SELECTED EXCERPT –
§

WASHINGTON (Reuters) - President Barack Obama's administration on Tuesday formally proposed new rules requiring insurers to cover people with preexisting conditions and set minimum health benefits to millions of others under U.S. healthcare reform law.
Two weeks after Obama's re-election ensured the survival of the 2010 law that Republicans have vowed to repeal, the proposal is the first in an expected deluge of rulemaking to implement the law in time for its Jan. 1, 2014, start date.
Defining essential benefits, guaranteeing sick people access to coverage and promoting healthy living are well-known goals of the Patient Protection and Affordable Care Act. But the proposed rules set down in writing how each would be accomplished while giving stakeholders and the public an opportunity for comment.
The benefits rule provides states and insurers guidance on benefits and costs that must be covered through new state-based online healthcare exchanges, and through small-group and individual plans that are outside the exchanges but not grandfathered under the law.

§

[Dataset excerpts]
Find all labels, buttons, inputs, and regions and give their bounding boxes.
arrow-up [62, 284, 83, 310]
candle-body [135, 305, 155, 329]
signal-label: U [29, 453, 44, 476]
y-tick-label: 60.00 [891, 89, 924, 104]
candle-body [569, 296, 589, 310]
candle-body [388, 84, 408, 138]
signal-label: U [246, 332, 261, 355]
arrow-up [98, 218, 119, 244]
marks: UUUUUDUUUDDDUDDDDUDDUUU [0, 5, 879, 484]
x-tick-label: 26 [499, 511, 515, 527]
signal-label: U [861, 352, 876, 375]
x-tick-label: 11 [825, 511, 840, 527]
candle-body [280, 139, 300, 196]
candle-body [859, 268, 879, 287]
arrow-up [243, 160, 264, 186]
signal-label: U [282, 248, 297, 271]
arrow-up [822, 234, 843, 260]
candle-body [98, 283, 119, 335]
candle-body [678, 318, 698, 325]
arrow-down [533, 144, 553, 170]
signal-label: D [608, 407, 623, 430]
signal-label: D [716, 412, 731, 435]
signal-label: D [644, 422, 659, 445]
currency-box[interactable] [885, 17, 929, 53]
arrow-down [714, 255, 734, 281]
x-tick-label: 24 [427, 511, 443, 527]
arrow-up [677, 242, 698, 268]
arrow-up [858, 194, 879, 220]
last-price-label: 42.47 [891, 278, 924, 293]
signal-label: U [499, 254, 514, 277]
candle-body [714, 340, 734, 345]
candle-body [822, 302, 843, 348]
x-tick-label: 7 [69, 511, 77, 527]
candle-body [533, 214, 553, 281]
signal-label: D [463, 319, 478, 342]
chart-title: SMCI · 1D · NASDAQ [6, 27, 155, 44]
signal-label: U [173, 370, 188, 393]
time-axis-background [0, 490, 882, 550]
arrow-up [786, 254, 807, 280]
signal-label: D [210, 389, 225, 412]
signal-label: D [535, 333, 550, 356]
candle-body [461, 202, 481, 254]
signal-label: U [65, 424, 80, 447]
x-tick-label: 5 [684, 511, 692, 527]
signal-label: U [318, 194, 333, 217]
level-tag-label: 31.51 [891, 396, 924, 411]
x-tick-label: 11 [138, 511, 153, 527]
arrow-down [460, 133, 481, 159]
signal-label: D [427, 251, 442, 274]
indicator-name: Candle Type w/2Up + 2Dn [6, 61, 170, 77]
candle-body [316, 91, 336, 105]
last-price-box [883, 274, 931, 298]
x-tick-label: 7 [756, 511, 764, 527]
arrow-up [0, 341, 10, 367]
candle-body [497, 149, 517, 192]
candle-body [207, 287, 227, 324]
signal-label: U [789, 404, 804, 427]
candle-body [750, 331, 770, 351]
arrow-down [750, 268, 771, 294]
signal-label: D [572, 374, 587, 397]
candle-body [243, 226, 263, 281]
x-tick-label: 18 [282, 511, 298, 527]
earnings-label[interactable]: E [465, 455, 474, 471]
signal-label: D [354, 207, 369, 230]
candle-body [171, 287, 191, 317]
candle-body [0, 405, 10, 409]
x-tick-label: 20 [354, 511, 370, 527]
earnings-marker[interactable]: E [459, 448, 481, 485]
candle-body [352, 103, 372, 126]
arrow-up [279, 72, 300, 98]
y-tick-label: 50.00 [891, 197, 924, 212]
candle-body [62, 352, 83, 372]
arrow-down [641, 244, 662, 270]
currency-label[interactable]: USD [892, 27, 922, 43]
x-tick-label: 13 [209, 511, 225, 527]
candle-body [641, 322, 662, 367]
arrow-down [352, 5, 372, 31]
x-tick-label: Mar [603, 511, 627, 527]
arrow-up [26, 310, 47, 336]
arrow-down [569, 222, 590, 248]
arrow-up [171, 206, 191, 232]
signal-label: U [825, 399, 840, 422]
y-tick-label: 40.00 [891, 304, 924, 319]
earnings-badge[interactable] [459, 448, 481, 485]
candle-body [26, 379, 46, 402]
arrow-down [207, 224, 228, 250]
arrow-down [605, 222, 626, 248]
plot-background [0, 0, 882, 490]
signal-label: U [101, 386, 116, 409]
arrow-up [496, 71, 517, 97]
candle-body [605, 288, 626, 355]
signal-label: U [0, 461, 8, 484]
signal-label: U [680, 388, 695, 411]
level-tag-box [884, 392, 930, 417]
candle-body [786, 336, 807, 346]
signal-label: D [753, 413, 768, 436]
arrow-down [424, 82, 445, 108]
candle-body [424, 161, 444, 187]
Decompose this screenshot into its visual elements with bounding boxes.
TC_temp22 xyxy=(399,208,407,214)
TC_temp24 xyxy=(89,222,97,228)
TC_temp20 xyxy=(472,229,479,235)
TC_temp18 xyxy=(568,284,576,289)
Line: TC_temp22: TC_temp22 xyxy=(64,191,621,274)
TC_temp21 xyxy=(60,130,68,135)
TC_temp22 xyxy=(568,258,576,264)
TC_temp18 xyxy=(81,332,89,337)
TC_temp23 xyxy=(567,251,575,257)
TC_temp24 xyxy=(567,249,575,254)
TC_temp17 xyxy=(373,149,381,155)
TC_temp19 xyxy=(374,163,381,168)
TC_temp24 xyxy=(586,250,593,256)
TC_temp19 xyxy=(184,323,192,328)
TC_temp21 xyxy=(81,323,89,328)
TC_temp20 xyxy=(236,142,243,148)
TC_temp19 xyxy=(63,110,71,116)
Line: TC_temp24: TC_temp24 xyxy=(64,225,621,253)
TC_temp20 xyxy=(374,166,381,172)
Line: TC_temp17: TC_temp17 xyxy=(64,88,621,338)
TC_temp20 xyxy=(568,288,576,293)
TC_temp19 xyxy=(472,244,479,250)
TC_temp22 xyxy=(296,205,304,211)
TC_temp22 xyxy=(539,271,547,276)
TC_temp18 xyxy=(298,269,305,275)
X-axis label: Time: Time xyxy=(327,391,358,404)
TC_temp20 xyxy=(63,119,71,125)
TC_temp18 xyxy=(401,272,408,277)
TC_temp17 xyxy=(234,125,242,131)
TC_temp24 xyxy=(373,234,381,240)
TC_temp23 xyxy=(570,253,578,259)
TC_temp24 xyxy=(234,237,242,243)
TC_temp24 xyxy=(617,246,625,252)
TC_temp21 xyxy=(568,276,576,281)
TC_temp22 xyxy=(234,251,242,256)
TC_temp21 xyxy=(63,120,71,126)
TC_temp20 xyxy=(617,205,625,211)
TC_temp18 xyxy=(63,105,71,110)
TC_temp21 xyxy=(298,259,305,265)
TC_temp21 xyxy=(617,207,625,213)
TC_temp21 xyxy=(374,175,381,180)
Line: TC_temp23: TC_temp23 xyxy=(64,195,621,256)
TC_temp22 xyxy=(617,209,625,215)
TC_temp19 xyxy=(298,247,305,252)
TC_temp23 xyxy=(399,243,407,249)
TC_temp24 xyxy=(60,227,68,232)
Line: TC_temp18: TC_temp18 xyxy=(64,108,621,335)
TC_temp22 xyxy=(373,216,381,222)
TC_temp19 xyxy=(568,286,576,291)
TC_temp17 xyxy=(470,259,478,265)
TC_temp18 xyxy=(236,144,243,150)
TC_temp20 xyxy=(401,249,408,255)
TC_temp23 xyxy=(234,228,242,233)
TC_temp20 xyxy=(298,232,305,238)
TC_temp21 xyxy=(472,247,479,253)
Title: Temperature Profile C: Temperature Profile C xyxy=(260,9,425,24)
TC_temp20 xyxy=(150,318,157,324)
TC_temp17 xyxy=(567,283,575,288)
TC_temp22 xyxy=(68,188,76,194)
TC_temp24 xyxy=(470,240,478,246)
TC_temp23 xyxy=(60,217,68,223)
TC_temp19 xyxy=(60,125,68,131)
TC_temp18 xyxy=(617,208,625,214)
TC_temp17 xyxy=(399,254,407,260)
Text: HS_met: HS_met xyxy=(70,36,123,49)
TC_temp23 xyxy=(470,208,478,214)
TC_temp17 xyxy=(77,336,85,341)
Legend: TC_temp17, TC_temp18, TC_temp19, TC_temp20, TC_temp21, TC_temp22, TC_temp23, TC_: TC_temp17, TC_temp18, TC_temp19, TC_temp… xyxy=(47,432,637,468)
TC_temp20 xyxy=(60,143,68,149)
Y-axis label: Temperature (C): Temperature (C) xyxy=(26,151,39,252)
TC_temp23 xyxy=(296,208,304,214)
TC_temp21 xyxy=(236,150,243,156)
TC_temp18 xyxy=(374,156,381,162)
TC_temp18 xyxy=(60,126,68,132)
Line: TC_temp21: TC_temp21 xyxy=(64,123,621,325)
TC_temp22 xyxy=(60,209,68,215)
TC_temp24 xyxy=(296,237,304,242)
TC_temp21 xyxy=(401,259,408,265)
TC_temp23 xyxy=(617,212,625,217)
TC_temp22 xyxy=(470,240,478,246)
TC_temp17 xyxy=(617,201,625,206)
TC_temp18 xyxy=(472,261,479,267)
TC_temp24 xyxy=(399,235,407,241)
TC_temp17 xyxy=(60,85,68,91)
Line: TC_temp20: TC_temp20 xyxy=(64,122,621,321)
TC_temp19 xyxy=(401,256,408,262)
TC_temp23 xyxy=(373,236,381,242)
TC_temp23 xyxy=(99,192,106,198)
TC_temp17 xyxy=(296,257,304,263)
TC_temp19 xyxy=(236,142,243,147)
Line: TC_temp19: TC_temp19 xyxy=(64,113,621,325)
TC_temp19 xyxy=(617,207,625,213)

§

YOUR ASSIGNMENT –
Can you retype the passage of the healthcare rules article from "WASHINGTON (Reuters) - President" up to and including "healthcare reform law."?

RESULT OF THIS TASK –
WASHINGTON (Reuters) - President Barack Obama's administration on Tuesday formally proposed new rules requiring insurers to cover people with preexisting conditions and set minimum health benefits to millions of others under U.S. healthcare reform law.